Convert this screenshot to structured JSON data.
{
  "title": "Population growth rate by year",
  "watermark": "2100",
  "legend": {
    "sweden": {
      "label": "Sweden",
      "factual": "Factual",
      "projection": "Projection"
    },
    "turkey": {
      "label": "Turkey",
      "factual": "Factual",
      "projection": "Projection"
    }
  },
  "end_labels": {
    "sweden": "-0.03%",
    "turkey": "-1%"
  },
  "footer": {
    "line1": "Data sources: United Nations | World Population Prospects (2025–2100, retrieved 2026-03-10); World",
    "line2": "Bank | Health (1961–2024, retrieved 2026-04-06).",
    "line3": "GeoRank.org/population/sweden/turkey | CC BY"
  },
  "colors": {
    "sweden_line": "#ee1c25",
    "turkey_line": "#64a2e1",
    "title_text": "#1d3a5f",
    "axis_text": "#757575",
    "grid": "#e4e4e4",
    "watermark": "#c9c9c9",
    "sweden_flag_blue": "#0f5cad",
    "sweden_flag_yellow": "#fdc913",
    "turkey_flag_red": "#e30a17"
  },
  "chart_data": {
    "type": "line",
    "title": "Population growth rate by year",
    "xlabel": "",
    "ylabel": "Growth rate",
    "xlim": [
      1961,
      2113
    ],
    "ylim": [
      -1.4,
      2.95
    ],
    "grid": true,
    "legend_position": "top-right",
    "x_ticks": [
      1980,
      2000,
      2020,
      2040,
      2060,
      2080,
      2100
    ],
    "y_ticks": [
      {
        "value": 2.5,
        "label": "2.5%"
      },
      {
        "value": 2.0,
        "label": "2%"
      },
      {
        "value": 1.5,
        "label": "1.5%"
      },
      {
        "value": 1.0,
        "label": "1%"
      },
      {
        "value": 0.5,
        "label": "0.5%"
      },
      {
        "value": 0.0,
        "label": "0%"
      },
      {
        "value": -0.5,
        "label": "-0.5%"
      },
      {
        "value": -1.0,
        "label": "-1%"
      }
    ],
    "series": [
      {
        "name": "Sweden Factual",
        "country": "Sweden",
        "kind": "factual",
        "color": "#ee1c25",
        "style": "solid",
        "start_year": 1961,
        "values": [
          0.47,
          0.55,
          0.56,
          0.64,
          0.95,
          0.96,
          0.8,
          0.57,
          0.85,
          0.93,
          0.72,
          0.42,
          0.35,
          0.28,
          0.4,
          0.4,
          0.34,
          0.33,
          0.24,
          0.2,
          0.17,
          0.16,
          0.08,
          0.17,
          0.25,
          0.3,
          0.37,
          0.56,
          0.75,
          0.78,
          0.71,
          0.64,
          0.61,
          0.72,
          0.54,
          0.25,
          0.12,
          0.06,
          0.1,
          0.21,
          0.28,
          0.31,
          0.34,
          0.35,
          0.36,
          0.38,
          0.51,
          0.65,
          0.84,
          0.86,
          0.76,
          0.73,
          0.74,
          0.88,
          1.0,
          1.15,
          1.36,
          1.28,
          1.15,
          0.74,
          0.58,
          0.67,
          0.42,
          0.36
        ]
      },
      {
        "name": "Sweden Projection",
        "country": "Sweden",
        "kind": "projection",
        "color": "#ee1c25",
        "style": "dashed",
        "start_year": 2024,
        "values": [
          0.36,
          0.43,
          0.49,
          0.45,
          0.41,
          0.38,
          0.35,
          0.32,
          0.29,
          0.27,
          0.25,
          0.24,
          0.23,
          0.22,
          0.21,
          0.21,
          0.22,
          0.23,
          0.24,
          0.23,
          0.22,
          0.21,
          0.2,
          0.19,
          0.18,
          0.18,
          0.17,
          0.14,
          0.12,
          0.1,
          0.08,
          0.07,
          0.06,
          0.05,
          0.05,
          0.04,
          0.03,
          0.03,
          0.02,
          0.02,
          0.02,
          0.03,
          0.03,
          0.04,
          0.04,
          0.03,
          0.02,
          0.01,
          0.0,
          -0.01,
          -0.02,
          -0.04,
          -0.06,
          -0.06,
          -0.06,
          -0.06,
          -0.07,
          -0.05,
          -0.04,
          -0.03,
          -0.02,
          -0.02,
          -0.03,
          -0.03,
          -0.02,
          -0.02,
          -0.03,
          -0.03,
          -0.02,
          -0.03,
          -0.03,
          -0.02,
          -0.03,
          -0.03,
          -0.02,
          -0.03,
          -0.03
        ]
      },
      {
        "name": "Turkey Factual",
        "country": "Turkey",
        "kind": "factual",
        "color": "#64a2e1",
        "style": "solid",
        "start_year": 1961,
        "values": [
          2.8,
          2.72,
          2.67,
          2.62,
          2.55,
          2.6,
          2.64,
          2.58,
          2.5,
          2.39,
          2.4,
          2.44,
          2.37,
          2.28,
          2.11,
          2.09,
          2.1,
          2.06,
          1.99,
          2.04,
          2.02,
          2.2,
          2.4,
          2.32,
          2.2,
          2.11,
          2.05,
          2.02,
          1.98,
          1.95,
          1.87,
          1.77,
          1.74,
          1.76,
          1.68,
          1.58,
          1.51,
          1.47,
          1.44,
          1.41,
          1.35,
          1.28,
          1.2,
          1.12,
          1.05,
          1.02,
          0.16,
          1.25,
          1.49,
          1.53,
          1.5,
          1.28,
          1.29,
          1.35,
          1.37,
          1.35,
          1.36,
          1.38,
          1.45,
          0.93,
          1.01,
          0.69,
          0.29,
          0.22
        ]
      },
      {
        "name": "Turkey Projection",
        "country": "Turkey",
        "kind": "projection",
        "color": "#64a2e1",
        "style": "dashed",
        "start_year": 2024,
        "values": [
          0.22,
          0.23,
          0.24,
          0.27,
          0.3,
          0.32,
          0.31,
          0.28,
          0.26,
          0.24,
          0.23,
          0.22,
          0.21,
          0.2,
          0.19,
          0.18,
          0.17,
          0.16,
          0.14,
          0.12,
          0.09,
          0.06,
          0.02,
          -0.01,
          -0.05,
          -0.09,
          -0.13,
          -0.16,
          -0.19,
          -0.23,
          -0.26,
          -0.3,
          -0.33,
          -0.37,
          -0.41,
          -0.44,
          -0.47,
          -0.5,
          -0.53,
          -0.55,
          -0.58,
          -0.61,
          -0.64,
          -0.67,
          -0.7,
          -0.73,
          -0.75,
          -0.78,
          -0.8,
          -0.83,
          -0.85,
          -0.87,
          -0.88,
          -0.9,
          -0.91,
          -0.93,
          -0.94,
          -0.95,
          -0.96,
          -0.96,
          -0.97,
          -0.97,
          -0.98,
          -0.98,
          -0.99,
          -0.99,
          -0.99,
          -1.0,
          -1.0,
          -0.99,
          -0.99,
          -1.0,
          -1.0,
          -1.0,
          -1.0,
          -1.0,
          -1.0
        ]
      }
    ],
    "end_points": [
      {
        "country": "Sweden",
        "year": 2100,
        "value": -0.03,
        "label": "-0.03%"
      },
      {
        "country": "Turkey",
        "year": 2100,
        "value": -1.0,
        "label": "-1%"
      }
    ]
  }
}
* * *
PROBLEM DESCRIPTION: Check each line above for the word "name" and copy the ones that have it.

RESPONSE:
        "name": "Sweden Factual",
        "name": "Sweden Projection",
        "name": "Turkey Factual",
        "name": "Turkey Projection",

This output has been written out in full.